### Set problem:
Below are records; count the lines that contain "sections" and give only the total.

[START]

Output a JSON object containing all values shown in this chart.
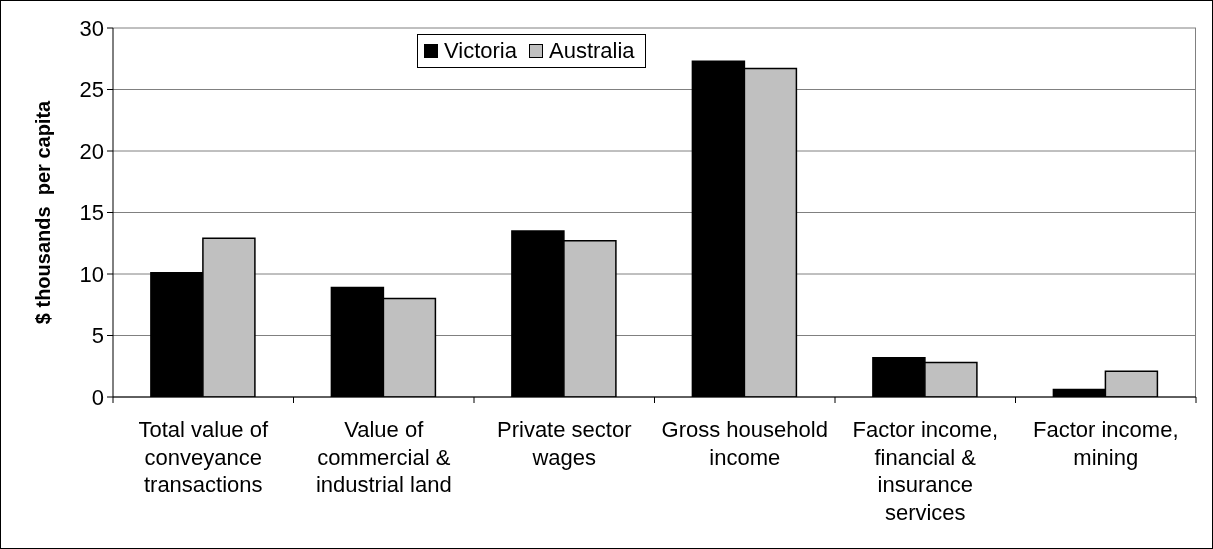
{
  "chart_data": {
    "type": "bar",
    "ylabel": "$ thousands  per capita",
    "categories": [
      "Total value of conveyance transactions",
      "Value of commercial & industrial land",
      "Private sector wages",
      "Gross household income",
      "Factor income, financial & insurance services",
      "Factor income, mining"
    ],
    "series": [
      {
        "name": "Victoria",
        "color": "#000000",
        "values": [
          10.1,
          8.9,
          13.5,
          27.3,
          3.2,
          0.6
        ]
      },
      {
        "name": "Australia",
        "color": "#c0c0c0",
        "values": [
          12.9,
          8.0,
          12.7,
          26.7,
          2.8,
          2.1
        ]
      }
    ],
    "ylim": [
      0,
      30
    ],
    "yticks": [
      0,
      5,
      10,
      15,
      20,
      25,
      30
    ],
    "grid": "y",
    "legend": "top"
  }
}
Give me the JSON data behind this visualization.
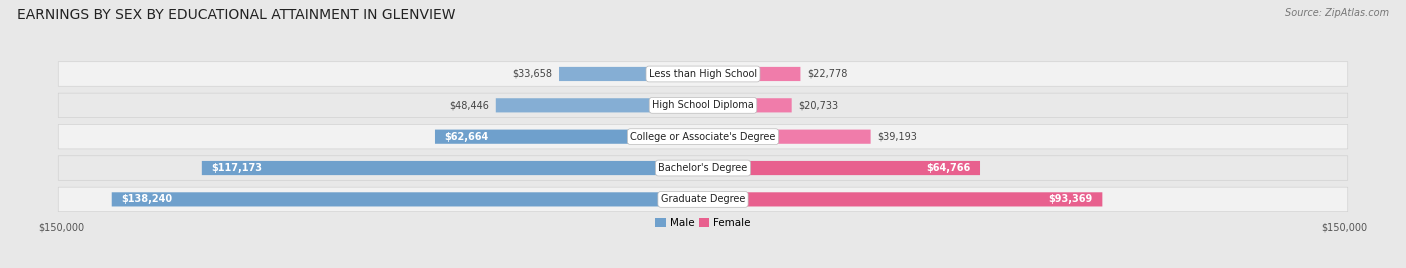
{
  "title": "EARNINGS BY SEX BY EDUCATIONAL ATTAINMENT IN GLENVIEW",
  "source": "Source: ZipAtlas.com",
  "categories": [
    "Less than High School",
    "High School Diploma",
    "College or Associate's Degree",
    "Bachelor's Degree",
    "Graduate Degree"
  ],
  "male_values": [
    33658,
    48446,
    62664,
    117173,
    138240
  ],
  "female_values": [
    22778,
    20733,
    39193,
    64766,
    93369
  ],
  "male_color": "#85aed4",
  "female_color": "#f07caa",
  "male_color_large": "#6fa0cc",
  "female_color_large": "#e8608e",
  "max_value": 150000,
  "bg_color": "#e8e8e8",
  "row_bg_even": "#f5f5f5",
  "row_bg_odd": "#ebebeb",
  "title_fontsize": 10,
  "label_fontsize": 7,
  "tick_fontsize": 7,
  "legend_male": "Male",
  "legend_female": "Female",
  "value_threshold": 60000
}
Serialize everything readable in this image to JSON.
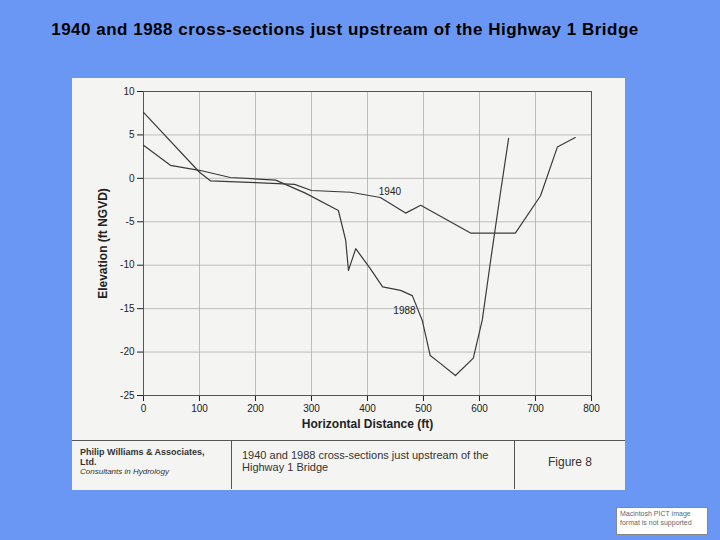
{
  "chart_data": {
    "type": "line",
    "title": "1940 and 1988 cross-sections just upstream of the Highway 1 Bridge",
    "x_label": "Horizontal Distance (ft)",
    "y_label": "Elevation (ft NGVD)",
    "xlim": [
      0,
      800
    ],
    "xticks": [
      0,
      100,
      200,
      300,
      400,
      500,
      600,
      700,
      800
    ],
    "ylim": [
      -25,
      10
    ],
    "yticks": [
      -25,
      -20,
      -15,
      -10,
      -5,
      0,
      5,
      10
    ],
    "grid": true,
    "series": [
      {
        "name": "1940",
        "color": "#3a3a3a",
        "label_x": 440,
        "label_y": -1.6,
        "x": [
          0,
          100,
          120,
          200,
          270,
          300,
          370,
          423,
          468,
          495,
          584,
          664,
          709,
          739,
          771
        ],
        "values": [
          7.6,
          0.7,
          -0.3,
          -0.5,
          -0.7,
          -1.4,
          -1.6,
          -2.2,
          -4.0,
          -3.1,
          -6.3,
          -6.3,
          -2.0,
          3.6,
          4.7
        ]
      },
      {
        "name": "1988",
        "color": "#3a3a3a",
        "label_x": 466,
        "label_y": -15.3,
        "x": [
          0,
          48,
          102,
          155,
          236,
          289,
          348,
          361,
          366,
          379,
          405,
          427,
          459,
          480,
          498,
          512,
          530,
          557,
          589,
          605,
          620,
          638,
          652
        ],
        "values": [
          3.8,
          1.5,
          0.9,
          0.1,
          -0.2,
          -1.7,
          -3.7,
          -7.1,
          -10.6,
          -8.1,
          -10.4,
          -12.5,
          -12.9,
          -13.5,
          -16.4,
          -20.4,
          -21.3,
          -22.7,
          -20.7,
          -16.3,
          -9.4,
          -1.4,
          4.6
        ]
      }
    ]
  },
  "figure_caption": {
    "company": "Philip Williams & Associates, Ltd.",
    "tagline": "Consultants in Hydrology",
    "caption": "1940 and 1988 cross-sections just upstream of the Highway 1 Bridge",
    "figure": "Figure 8"
  },
  "notice": "Macintosh PICT image format is not supported"
}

[END]

### Correct result:
2